— 選んだ抜粋 —
------------
社内SEが悩み考えること

業務系システムがビジネスにより役立つように

SAPのデータを直接分析する難しさ

前回書いたように、あらゆる業務データを一元管理するのがSAPのキモです。であれば、そのデータを直接見て分析したり、次の戦略を練りたくなるのが経営陣の自然な希望でしょう。それができて投資対効果のバランスも取れるってモンです。
ところが、そう簡単に行かないのが多くのSAPユーザー企業での現実ではないでしょうか?

基本的な原因は、『入力→データベース→出力の関係が複雑すぎること』にあると思います。つまり、出力/分析するのに分かりやすい構造でデータベースという素材が提供されてれば良いのですが、SAPのデータはリレーショナルデータベースという構造と業務プロセスを数珠つなぎに関連付けるという特性が相まって、分析者が非常に扱いにくい状態といえます。よって、『分析したい観点をデータ構造に翻訳できるブリッジ役』が不可欠と言えます。
------------
— 指定された課題 1 —
レコードの最初の行から「chip-1k[interactable]: 1k: [1794, 868, 1840, 914]」を含む行までを、一字も変えずにそのまま書き出してください。
本文とレコードは、お互いに関係のない別々のものです。
------------
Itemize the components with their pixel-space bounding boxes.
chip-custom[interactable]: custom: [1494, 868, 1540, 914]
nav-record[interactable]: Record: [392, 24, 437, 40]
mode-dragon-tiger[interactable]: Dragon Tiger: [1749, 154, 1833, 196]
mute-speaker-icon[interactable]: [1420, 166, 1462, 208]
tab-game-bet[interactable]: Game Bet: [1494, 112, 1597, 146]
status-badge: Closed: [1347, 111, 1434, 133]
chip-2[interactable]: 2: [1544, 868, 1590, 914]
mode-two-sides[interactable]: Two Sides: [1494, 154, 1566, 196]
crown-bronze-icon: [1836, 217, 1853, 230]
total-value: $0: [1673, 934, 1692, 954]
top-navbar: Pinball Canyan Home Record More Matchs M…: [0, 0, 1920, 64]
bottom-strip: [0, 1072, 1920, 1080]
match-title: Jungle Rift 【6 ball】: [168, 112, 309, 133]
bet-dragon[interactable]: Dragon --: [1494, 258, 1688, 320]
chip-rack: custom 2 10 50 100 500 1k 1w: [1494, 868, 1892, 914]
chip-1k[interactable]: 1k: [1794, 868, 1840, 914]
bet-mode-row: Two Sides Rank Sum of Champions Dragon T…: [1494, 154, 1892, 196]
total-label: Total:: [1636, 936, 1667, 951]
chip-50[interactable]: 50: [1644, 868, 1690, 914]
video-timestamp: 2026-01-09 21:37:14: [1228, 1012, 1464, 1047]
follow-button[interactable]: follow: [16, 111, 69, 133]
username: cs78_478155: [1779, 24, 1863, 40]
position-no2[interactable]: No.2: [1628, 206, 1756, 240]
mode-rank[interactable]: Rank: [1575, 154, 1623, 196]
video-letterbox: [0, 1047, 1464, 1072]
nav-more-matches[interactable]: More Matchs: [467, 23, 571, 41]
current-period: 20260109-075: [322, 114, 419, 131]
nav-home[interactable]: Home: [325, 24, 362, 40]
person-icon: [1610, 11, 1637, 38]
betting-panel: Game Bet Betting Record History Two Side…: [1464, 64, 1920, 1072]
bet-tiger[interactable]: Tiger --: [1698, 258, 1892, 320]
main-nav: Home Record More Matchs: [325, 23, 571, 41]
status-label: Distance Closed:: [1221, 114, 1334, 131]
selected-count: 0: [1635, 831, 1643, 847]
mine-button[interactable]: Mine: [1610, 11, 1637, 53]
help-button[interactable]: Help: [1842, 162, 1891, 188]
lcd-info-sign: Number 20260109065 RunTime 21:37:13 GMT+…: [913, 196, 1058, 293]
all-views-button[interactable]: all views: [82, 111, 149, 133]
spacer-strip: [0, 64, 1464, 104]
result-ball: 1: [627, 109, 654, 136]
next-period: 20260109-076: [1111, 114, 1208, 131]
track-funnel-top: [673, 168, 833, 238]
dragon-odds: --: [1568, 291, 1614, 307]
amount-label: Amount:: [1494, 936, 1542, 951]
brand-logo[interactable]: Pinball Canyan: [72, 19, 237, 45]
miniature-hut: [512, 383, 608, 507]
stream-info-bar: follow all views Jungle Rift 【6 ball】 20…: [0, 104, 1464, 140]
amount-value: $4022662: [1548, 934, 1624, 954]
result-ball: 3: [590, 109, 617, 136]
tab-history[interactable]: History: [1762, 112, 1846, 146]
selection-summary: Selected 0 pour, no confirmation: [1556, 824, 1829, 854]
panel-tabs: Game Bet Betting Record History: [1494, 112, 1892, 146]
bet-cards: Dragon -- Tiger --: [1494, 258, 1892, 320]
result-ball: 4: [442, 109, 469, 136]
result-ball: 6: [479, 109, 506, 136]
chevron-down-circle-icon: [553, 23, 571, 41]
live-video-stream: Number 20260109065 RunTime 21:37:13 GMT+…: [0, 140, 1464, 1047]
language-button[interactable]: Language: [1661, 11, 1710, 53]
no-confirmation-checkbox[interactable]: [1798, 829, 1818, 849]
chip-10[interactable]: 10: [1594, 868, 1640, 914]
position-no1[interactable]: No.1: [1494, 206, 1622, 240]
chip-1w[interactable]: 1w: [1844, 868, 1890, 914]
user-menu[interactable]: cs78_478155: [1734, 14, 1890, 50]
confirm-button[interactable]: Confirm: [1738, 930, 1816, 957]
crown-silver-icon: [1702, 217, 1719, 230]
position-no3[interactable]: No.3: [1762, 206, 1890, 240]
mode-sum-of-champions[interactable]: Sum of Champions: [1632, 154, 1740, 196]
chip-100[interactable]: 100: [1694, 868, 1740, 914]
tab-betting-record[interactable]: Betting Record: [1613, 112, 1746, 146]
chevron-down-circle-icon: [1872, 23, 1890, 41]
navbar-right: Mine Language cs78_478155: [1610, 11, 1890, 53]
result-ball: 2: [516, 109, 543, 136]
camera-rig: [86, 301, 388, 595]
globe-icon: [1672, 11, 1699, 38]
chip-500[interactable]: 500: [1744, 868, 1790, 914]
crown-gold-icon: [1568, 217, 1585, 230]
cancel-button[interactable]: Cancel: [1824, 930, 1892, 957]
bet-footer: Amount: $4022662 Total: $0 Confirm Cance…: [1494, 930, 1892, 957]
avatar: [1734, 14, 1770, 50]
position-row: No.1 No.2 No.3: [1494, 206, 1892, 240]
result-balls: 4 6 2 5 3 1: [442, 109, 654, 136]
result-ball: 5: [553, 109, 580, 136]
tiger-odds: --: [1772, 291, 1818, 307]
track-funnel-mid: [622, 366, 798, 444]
------------
— 指定された課題 2 —
本文の「社内SEが悩み考えること」から「での現実ではないでしょうか?」までを、一字一句変えずに書き写してください。

— 完全な回答 1 —
Itemize the components with their pixel-space bounding boxes.
chip-custom[interactable]: custom: [1494, 868, 1540, 914]
nav-record[interactable]: Record: [392, 24, 437, 40]
mode-dragon-tiger[interactable]: Dragon Tiger: [1749, 154, 1833, 196]
mute-speaker-icon[interactable]: [1420, 166, 1462, 208]
tab-game-bet[interactable]: Game Bet: [1494, 112, 1597, 146]
status-badge: Closed: [1347, 111, 1434, 133]
chip-2[interactable]: 2: [1544, 868, 1590, 914]
mode-two-sides[interactable]: Two Sides: [1494, 154, 1566, 196]
crown-bronze-icon: [1836, 217, 1853, 230]
total-value: $0: [1673, 934, 1692, 954]
top-navbar: Pinball Canyan Home Record More Matchs M…: [0, 0, 1920, 64]
bottom-strip: [0, 1072, 1920, 1080]
match-title: Jungle Rift 【6 ball】: [168, 112, 309, 133]
bet-dragon[interactable]: Dragon --: [1494, 258, 1688, 320]
chip-rack: custom 2 10 50 100 500 1k 1w: [1494, 868, 1892, 914]
chip-1k[interactable]: 1k: [1794, 868, 1840, 914]

— 完全な回答 2 —
社内SEが悩み考えること

業務系システムがビジネスにより役立つように

SAPのデータを直接分析する難しさ

前回書いたように、あらゆる業務データを一元管理するのがSAPのキモです。であれば、そのデータを直接見て分析したり、次の戦略を練りたくなるのが経営陣の自然な希望でしょう。それができて投資対効果のバランスも取れるってモンです。
ところが、そう簡単に行かないのが多くのSAPユーザー企業での現実ではないでしょうか?